Task:
Give back the records below exactly, every one, with no pictures.

Input data:
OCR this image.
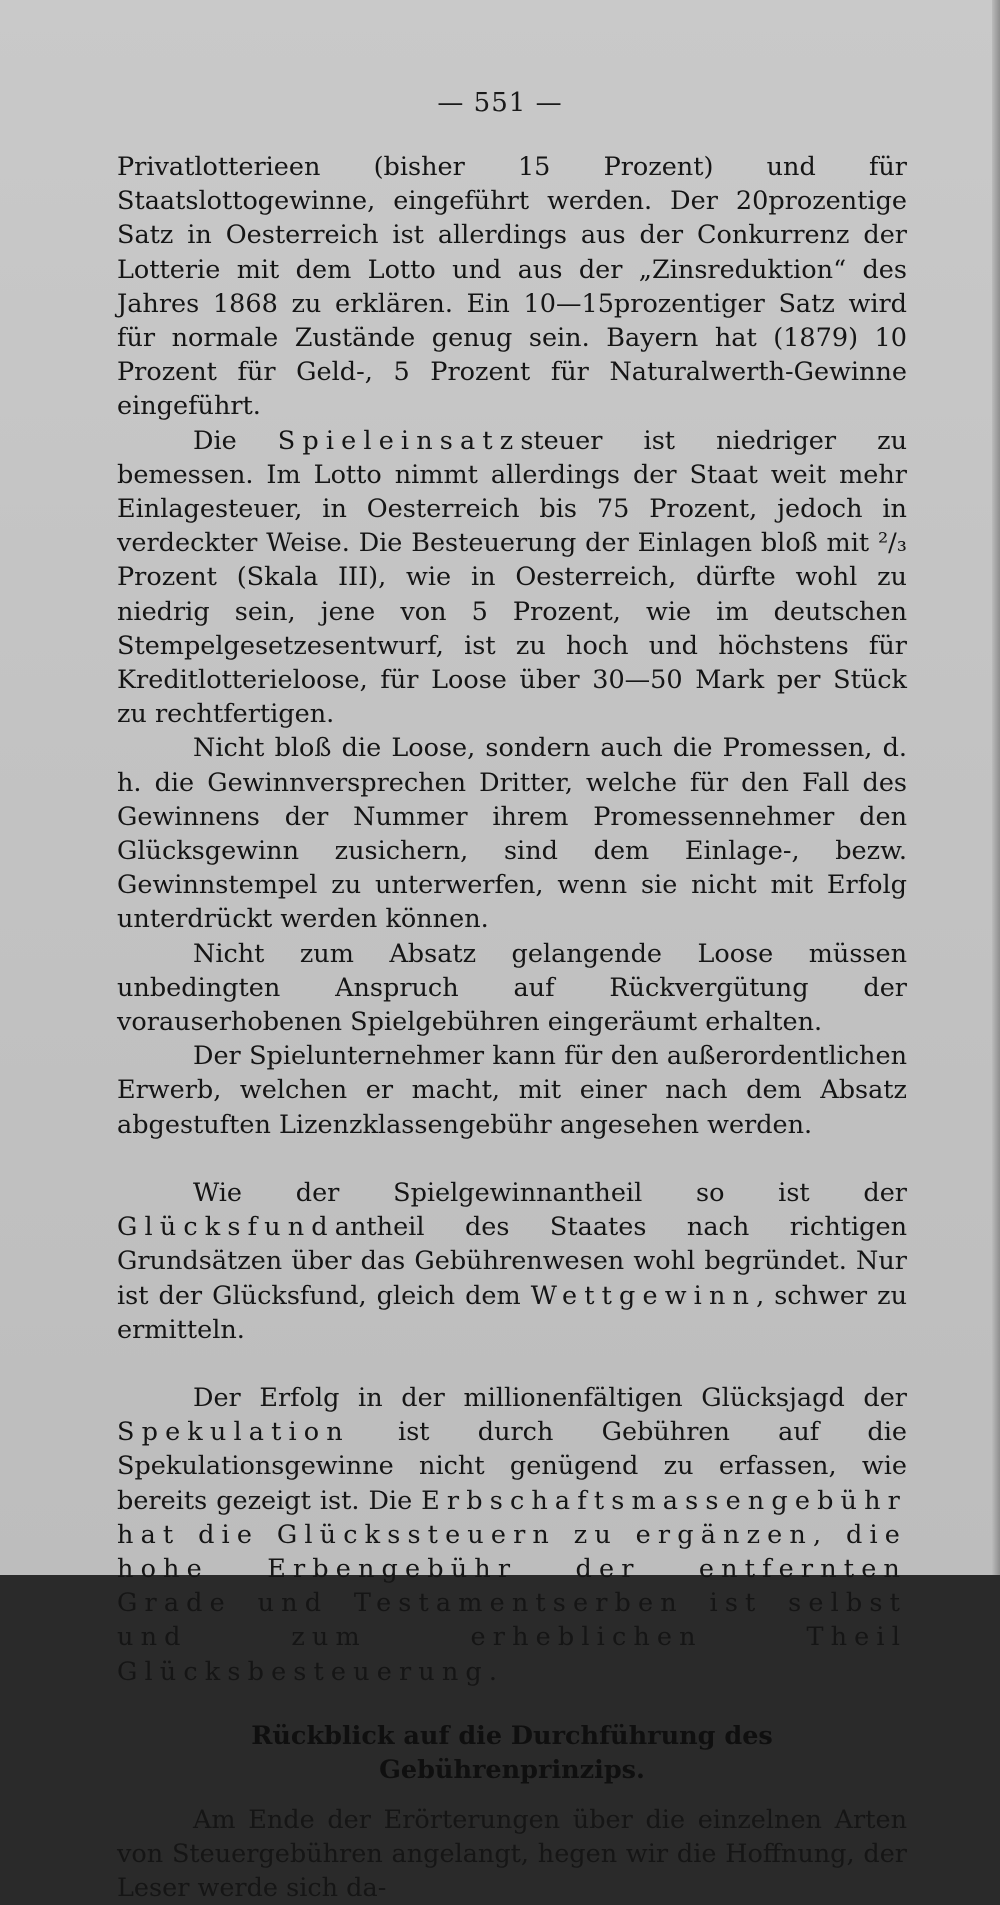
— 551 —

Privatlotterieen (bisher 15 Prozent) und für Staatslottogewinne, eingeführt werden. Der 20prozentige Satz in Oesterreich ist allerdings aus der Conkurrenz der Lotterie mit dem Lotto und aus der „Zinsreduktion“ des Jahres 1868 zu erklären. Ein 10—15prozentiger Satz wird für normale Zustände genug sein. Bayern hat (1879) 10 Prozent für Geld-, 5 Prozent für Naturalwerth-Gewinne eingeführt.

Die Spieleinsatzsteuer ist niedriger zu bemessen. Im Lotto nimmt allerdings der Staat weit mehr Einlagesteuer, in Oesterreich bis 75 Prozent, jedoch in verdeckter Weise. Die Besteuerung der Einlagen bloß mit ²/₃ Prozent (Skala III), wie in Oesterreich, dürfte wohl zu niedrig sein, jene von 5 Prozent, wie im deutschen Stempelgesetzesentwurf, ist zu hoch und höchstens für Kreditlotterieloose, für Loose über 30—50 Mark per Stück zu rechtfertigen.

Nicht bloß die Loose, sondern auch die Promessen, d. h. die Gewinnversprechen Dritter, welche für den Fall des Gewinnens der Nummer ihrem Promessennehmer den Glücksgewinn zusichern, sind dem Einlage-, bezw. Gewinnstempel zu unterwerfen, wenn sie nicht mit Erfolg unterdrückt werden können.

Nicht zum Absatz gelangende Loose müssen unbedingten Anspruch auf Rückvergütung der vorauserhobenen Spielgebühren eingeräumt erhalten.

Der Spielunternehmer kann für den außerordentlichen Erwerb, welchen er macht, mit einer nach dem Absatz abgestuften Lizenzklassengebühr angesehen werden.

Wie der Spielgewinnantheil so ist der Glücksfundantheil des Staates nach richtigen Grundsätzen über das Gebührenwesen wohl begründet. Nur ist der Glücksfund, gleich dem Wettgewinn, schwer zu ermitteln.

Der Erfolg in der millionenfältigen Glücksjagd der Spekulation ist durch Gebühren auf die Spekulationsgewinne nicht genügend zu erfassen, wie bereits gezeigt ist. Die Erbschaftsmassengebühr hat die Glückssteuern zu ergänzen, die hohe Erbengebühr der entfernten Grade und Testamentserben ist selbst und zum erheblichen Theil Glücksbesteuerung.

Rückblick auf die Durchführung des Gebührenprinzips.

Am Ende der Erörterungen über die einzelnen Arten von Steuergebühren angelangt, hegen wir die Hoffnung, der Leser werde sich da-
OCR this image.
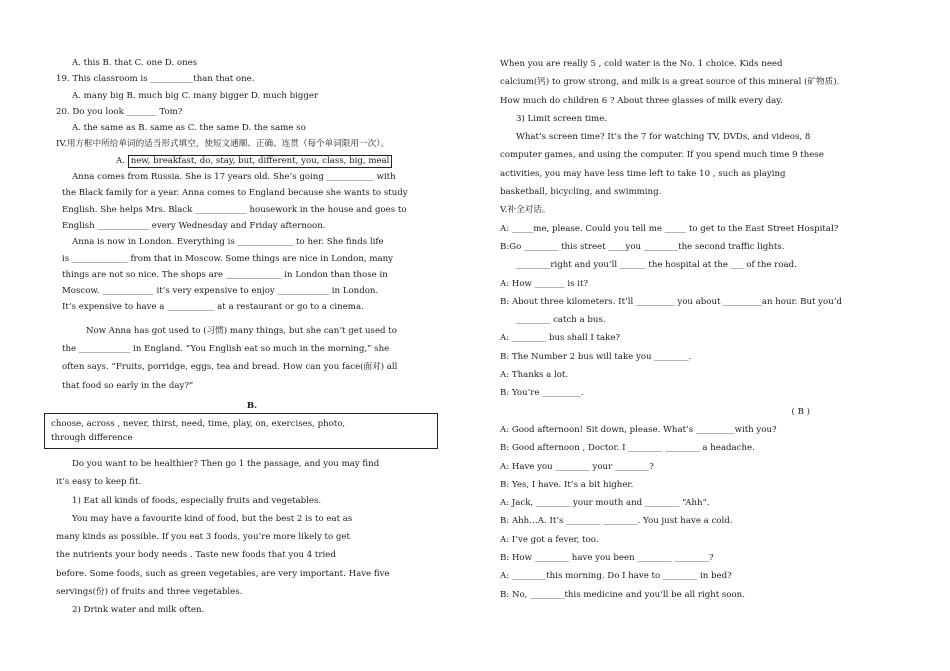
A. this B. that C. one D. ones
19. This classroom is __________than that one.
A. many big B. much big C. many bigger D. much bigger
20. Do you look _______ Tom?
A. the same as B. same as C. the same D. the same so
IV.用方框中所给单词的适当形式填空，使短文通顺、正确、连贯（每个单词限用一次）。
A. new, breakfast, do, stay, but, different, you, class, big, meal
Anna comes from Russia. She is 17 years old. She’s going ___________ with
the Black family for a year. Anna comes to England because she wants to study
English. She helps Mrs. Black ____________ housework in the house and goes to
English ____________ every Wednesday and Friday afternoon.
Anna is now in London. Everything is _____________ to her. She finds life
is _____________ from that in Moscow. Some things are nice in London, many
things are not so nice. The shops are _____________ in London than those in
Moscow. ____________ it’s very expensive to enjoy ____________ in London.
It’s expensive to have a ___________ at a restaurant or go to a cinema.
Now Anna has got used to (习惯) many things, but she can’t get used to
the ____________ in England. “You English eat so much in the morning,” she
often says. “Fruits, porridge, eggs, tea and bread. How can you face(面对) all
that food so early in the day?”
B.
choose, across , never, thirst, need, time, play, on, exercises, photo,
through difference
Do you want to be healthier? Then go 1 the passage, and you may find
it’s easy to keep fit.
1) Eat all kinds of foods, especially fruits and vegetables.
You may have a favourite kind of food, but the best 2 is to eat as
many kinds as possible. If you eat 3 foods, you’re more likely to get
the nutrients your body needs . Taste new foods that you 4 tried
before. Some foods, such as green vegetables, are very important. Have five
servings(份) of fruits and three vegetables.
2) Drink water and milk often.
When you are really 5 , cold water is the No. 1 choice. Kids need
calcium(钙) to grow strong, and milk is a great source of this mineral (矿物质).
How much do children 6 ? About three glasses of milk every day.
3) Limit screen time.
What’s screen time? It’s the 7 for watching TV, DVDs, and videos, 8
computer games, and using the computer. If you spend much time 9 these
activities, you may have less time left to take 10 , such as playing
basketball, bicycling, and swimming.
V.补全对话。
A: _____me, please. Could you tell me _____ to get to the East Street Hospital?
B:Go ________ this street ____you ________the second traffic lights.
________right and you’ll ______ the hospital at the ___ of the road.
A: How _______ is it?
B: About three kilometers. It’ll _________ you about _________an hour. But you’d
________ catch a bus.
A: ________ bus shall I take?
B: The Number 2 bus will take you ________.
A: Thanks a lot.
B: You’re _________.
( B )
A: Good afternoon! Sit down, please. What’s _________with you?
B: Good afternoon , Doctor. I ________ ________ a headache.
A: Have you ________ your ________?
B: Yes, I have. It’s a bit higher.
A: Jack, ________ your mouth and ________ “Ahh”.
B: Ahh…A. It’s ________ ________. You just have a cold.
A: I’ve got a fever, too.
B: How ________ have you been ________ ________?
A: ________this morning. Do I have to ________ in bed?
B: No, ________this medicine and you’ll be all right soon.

Task answer:
OCR this image.
— 551 —

Privatlotterieen (bisher 15 Prozent) und für Staatslottogewinne, eingeführt werden. Der 20prozentige Satz in Oesterreich ist allerdings aus der Conkurrenz der Lotterie mit dem Lotto und aus der „Zinsreduktion“ des Jahres 1868 zu erklären. Ein 10—15prozentiger Satz wird für normale Zustände genug sein. Bayern hat (1879) 10 Prozent für Geld-, 5 Prozent für Naturalwerth-Gewinne eingeführt.

Die Spieleinsatzsteuer ist niedriger zu bemessen. Im Lotto nimmt allerdings der Staat weit mehr Einlagesteuer, in Oesterreich bis 75 Prozent, jedoch in verdeckter Weise. Die Besteuerung der Einlagen bloß mit ²/₃ Prozent (Skala III), wie in Oesterreich, dürfte wohl zu niedrig sein, jene von 5 Prozent, wie im deutschen Stempelgesetzesentwurf, ist zu hoch und höchstens für Kreditlotterieloose, für Loose über 30—50 Mark per Stück zu rechtfertigen.

Nicht bloß die Loose, sondern auch die Promessen, d. h. die Gewinnversprechen Dritter, welche für den Fall des Gewinnens der Nummer ihrem Promessennehmer den Glücksgewinn zusichern, sind dem Einlage-, bezw. Gewinnstempel zu unterwerfen, wenn sie nicht mit Erfolg unterdrückt werden können.

Nicht zum Absatz gelangende Loose müssen unbedingten Anspruch auf Rückvergütung der vorauserhobenen Spielgebühren eingeräumt erhalten.

Der Spielunternehmer kann für den außerordentlichen Erwerb, welchen er macht, mit einer nach dem Absatz abgestuften Lizenzklassengebühr angesehen werden.

Wie der Spielgewinnantheil so ist der Glücksfundantheil des Staates nach richtigen Grundsätzen über das Gebührenwesen wohl begründet. Nur ist der Glücksfund, gleich dem Wettgewinn, schwer zu ermitteln.

Der Erfolg in der millionenfältigen Glücksjagd der Spekulation ist durch Gebühren auf die Spekulationsgewinne nicht genügend zu erfassen, wie bereits gezeigt ist. Die Erbschaftsmassengebühr hat die Glückssteuern zu ergänzen, die hohe Erbengebühr der entfernten Grade und Testamentserben ist selbst und zum erheblichen Theil Glücksbesteuerung.

Rückblick auf die Durchführung des Gebührenprinzips.

Am Ende der Erörterungen über die einzelnen Arten von Steuergebühren angelangt, hegen wir die Hoffnung, der Leser werde sich da-
OCR this image.
A. this B. that C. one D. ones
19. This classroom is __________than that one.
A. many big B. much big C. many bigger D. much bigger
20. Do you look _______ Tom?
A. the same as B. same as C. the same D. the same so
IV.用方框中所给单词的适当形式填空，使短文通顺、正确、连贯（每个单词限用一次）。
A. new, breakfast, do, stay, but, different, you, class, big, meal
Anna comes from Russia. She is 17 years old. She’s going ___________ with
the Black family for a year. Anna comes to England because she wants to study
English. She helps Mrs. Black ____________ housework in the house and goes to
English ____________ every Wednesday and Friday afternoon.
Anna is now in London. Everything is _____________ to her. She finds life
is _____________ from that in Moscow. Some things are nice in London, many
things are not so nice. The shops are _____________ in London than those in
Moscow. ____________ it’s very expensive to enjoy ____________ in London.
It’s expensive to have a ___________ at a restaurant or go to a cinema.
Now Anna has got used to (习惯) many things, but she can’t get used to
the ____________ in England. “You English eat so much in the morning,” she
often says. “Fruits, porridge, eggs, tea and bread. How can you face(面对) all
that food so early in the day?”
B.
choose, across , never, thirst, need, time, play, on, exercises, photo,
through difference
Do you want to be healthier? Then go 1 the passage, and you may find
it’s easy to keep fit.
1) Eat all kinds of foods, especially fruits and vegetables.
You may have a favourite kind of food, but the best 2 is to eat as
many kinds as possible. If you eat 3 foods, you’re more likely to get
the nutrients your body needs . Taste new foods that you 4 tried
before. Some foods, such as green vegetables, are very important. Have five
servings(份) of fruits and three vegetables.
2) Drink water and milk often.
When you are really 5 , cold water is the No. 1 choice. Kids need
calcium(钙) to grow strong, and milk is a great source of this mineral (矿物质).
How much do children 6 ? About three glasses of milk every day.
3) Limit screen time.
What’s screen time? It’s the 7 for watching TV, DVDs, and videos, 8
computer games, and using the computer. If you spend much time 9 these
activities, you may have less time left to take 10 , such as playing
basketball, bicycling, and swimming.
V.补全对话。
A: _____me, please. Could you tell me _____ to get to the East Street Hospital?
B:Go ________ this street ____you ________the second traffic lights.
________right and you’ll ______ the hospital at the ___ of the road.
A: How _______ is it?
B: About three kilometers. It’ll _________ you about _________an hour. But you’d
________ catch a bus.
A: ________ bus shall I take?
B: The Number 2 bus will take you ________.
A: Thanks a lot.
B: You’re _________.
( B )
A: Good afternoon! Sit down, please. What’s _________with you?
B: Good afternoon , Doctor. I ________ ________ a headache.
A: Have you ________ your ________?
B: Yes, I have. It’s a bit higher.
A: Jack, ________ your mouth and ________ “Ahh”.
B: Ahh…A. It’s ________ ________. You just have a cold.
A: I’ve got a fever, too.
B: How ________ have you been ________ ________?
A: ________this morning. Do I have to ________ in bed?
B: No, ________this medicine and you’ll be all right soon.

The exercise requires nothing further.